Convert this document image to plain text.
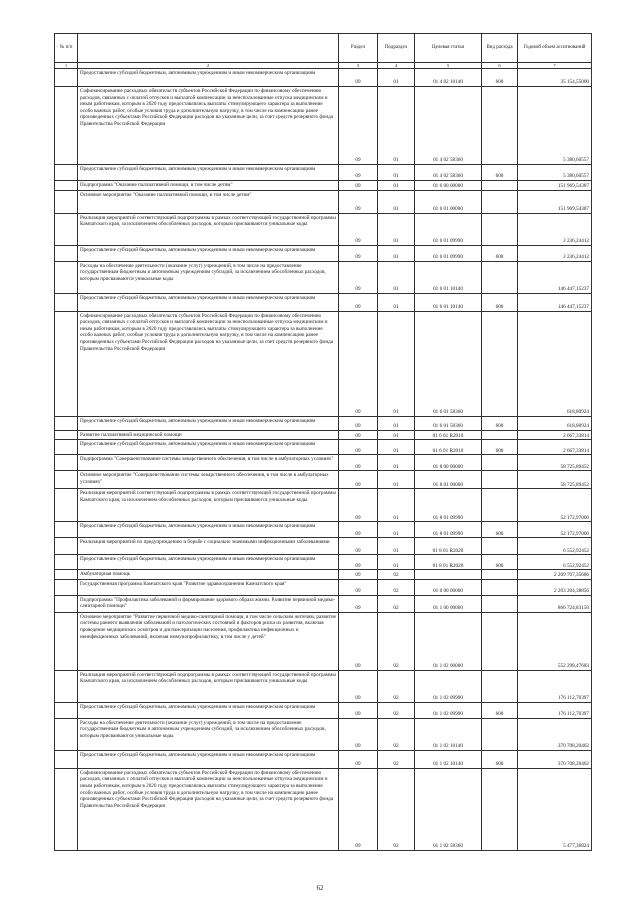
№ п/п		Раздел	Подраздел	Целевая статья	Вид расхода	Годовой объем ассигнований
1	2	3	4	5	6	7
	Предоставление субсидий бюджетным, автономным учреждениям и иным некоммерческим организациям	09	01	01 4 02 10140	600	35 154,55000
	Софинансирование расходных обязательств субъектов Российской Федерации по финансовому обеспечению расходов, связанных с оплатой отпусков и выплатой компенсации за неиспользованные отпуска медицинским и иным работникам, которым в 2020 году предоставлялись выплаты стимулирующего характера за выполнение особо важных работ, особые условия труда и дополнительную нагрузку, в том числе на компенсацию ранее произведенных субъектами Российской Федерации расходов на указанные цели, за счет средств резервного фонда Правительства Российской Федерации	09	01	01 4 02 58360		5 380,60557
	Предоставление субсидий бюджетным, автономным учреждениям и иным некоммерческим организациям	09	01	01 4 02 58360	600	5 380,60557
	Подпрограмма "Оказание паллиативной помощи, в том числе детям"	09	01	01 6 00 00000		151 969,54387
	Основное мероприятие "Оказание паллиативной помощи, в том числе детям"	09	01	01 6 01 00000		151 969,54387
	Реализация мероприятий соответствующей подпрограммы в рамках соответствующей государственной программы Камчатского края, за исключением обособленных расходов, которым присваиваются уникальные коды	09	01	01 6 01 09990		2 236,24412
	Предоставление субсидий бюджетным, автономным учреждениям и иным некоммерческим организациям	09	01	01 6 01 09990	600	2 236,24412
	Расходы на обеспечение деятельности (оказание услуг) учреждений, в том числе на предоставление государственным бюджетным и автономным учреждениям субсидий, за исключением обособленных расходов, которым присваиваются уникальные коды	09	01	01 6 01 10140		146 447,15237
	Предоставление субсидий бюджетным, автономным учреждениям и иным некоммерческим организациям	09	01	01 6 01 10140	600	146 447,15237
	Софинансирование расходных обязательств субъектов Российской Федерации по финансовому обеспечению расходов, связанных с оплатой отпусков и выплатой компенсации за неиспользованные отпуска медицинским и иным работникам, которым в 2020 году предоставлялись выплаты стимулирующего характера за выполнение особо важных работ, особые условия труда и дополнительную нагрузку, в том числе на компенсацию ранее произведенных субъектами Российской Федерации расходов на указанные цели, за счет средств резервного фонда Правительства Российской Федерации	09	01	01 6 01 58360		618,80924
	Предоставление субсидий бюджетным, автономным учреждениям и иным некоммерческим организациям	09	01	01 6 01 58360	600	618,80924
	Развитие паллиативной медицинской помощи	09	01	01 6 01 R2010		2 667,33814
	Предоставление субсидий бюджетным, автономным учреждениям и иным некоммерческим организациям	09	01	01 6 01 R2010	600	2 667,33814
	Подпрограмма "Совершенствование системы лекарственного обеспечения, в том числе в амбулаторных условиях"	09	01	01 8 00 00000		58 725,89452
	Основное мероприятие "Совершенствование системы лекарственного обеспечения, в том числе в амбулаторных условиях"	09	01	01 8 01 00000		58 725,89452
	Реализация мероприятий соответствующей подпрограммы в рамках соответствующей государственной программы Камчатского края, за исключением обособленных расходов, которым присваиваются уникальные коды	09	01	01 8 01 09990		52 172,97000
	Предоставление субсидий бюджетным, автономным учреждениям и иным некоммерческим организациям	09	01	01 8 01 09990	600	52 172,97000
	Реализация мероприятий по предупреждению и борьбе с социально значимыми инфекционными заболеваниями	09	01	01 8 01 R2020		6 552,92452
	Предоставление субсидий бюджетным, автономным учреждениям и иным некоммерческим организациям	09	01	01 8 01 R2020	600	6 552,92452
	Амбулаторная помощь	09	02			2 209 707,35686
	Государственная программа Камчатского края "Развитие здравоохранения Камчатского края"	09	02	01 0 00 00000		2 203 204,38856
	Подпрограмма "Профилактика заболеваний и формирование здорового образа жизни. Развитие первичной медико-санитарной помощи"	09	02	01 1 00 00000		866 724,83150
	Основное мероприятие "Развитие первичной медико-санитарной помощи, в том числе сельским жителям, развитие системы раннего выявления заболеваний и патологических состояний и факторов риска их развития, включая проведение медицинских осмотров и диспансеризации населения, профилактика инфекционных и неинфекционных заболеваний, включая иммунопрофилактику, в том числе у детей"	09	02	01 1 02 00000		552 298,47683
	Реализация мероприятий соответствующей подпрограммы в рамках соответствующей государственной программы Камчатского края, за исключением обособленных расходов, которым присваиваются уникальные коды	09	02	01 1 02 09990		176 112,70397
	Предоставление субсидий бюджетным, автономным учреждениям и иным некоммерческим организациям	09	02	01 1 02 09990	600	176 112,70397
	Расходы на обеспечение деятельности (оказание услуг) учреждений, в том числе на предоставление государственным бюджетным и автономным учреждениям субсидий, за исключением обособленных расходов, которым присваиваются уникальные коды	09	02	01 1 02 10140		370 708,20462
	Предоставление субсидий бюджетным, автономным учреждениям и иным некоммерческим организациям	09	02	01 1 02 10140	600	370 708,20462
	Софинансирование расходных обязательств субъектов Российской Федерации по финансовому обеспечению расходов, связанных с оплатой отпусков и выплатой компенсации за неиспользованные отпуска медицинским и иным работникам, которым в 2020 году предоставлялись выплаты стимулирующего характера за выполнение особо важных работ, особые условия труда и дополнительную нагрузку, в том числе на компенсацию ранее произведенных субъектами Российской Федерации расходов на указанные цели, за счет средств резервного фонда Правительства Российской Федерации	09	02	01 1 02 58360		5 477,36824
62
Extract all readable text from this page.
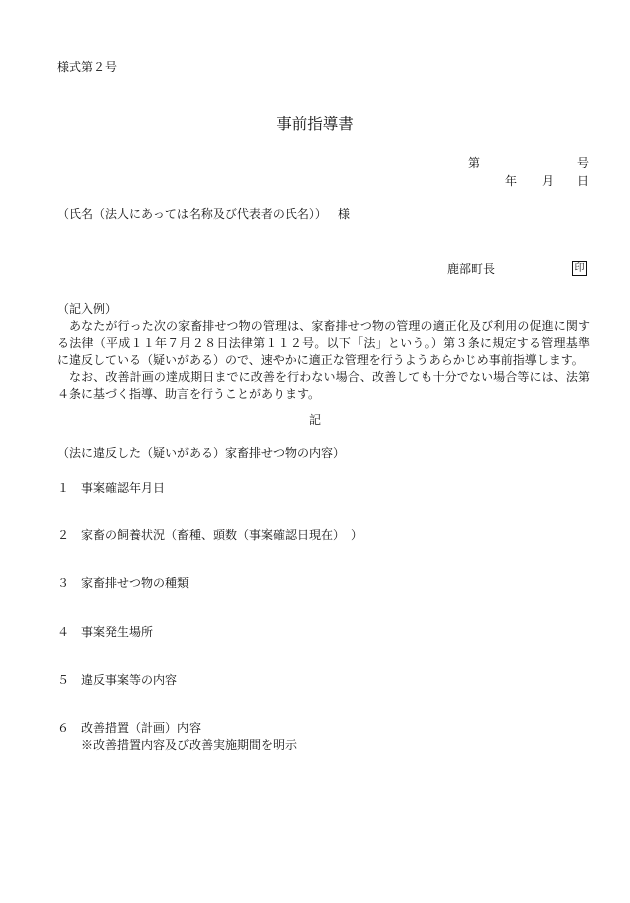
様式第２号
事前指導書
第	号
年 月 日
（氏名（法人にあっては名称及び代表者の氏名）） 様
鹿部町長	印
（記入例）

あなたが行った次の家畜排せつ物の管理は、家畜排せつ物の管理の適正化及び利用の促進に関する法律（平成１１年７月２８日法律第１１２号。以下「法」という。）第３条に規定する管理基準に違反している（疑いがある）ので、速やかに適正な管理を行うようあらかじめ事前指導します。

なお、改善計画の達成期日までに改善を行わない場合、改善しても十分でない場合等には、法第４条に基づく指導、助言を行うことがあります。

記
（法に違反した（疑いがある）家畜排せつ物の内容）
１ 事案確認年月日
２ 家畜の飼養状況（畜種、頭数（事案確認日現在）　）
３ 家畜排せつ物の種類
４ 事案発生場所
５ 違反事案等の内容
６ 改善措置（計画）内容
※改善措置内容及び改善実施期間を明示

============================================================

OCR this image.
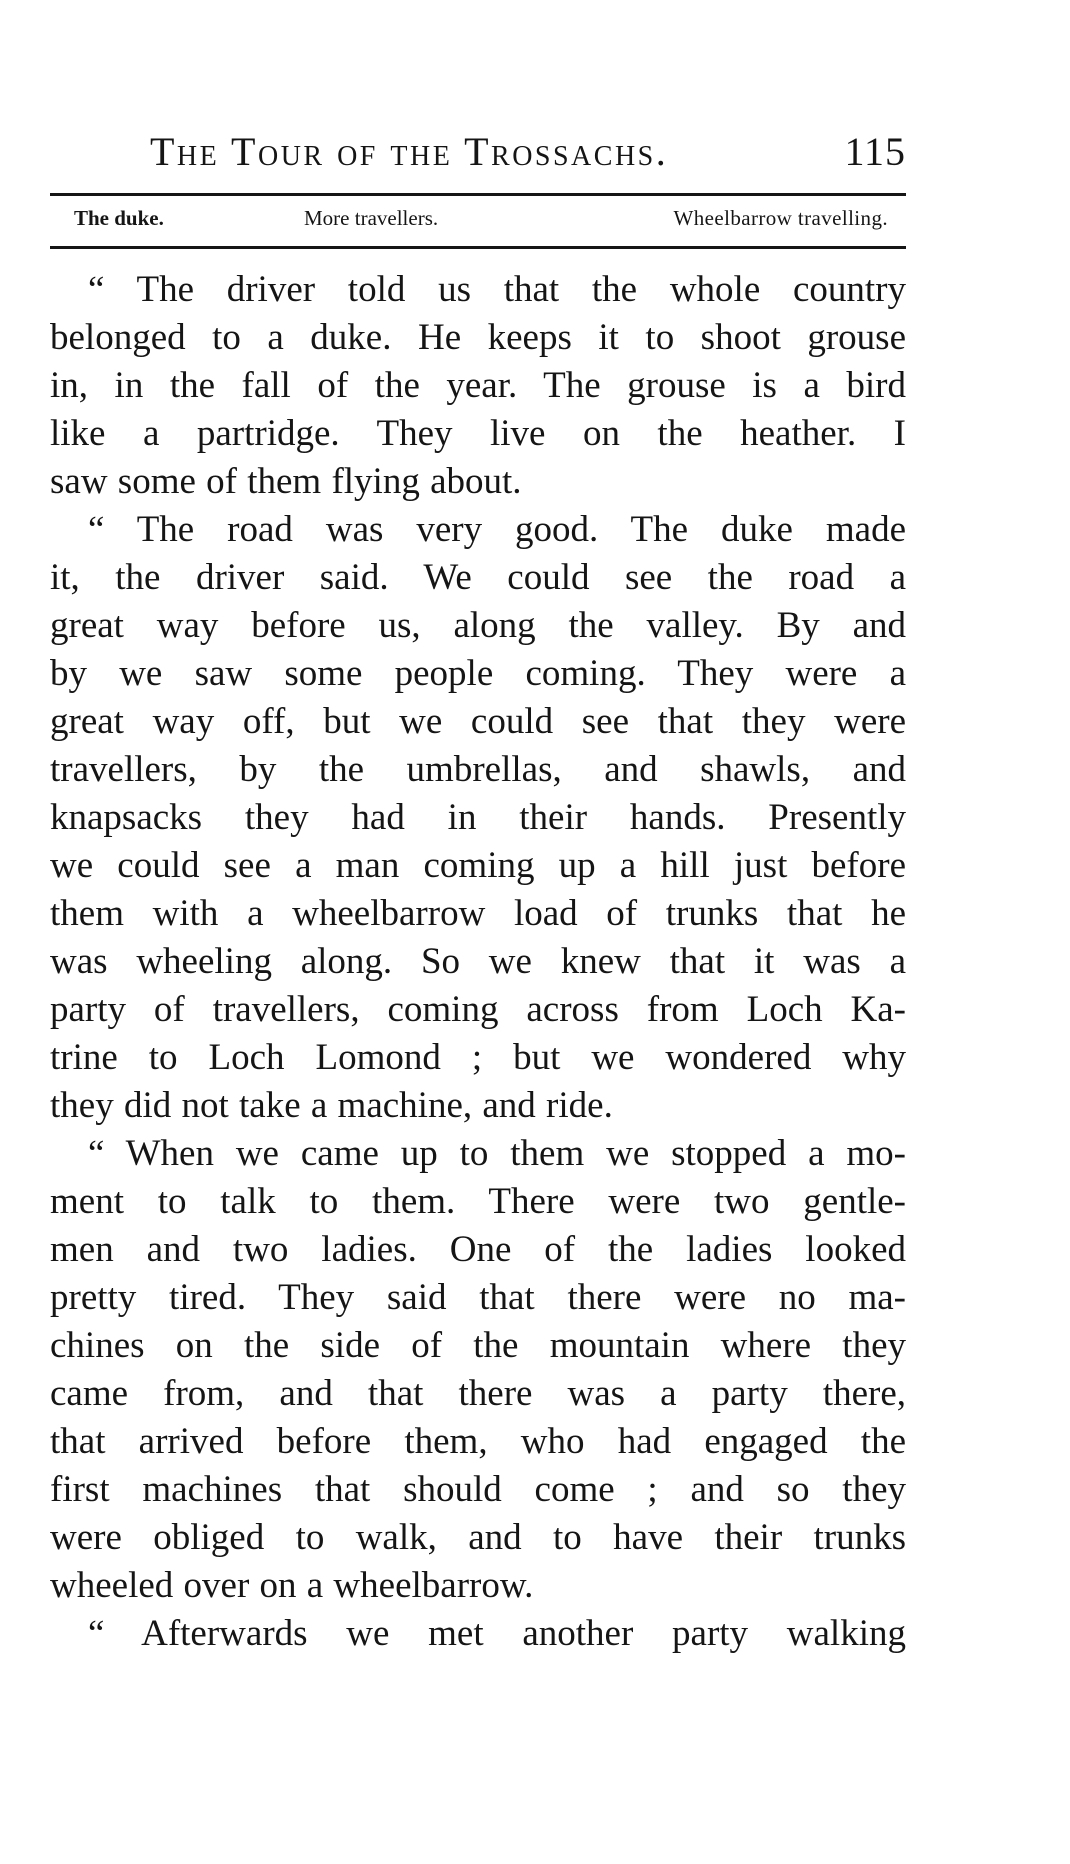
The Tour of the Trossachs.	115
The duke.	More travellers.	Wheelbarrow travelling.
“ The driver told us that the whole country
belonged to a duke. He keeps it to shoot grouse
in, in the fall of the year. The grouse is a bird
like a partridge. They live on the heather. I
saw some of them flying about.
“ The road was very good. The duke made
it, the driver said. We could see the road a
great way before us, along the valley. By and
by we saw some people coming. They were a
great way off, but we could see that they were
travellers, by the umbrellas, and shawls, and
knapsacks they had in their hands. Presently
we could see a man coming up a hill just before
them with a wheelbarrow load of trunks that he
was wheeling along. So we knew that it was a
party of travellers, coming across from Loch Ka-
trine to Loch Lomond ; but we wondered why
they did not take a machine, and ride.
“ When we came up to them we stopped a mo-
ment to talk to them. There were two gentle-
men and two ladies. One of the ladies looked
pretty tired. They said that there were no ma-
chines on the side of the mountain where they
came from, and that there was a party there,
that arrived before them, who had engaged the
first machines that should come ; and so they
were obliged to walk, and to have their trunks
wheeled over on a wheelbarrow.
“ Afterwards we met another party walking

============================================================

Which lines include the word "Софинансирование"? Copy every one of them.

Problem solution:
	Софинансирование расходных обязательств субъектов Российской Федерации по финансовому обеспечению расходов, связанных с оплатой отпусков и выплатой компенсации за неиспользованные отпуска медицинским и иным работникам, которым в 2020 году предоставлялись выплаты стимулирующего характера за выполнение особо важных работ, особые условия труда и дополнительную нагрузку, в том числе на компенсацию ранее произведенных субъектами Российской Федерации расходов на указанные цели, за счет средств резервного фонда Правительства Российской Федерации	09	01	01 4 02 58360		5 380,60557
	Софинансирование расходных обязательств субъектов Российской Федерации по финансовому обеспечению расходов, связанных с оплатой отпусков и выплатой компенсации за неиспользованные отпуска медицинским и иным работникам, которым в 2020 году предоставлялись выплаты стимулирующего характера за выполнение особо важных работ, особые условия труда и дополнительную нагрузку, в том числе на компенсацию ранее произведенных субъектами Российской Федерации расходов на указанные цели, за счет средств резервного фонда Правительства Российской Федерации	09	01	01 6 01 58360		618,80924
	Софинансирование расходных обязательств субъектов Российской Федерации по финансовому обеспечению расходов, связанных с оплатой отпусков и выплатой компенсации за неиспользованные отпуска медицинским и иным работникам, которым в 2020 году предоставлялись выплаты стимулирующего характера за выполнение особо важных работ, особые условия труда и дополнительную нагрузку, в том числе на компенсацию ранее произведенных субъектами Российской Федерации расходов на указанные цели, за счет средств резервного фонда Правительства Российской Федерации	09	02	01 1 02 58360		5 477,36824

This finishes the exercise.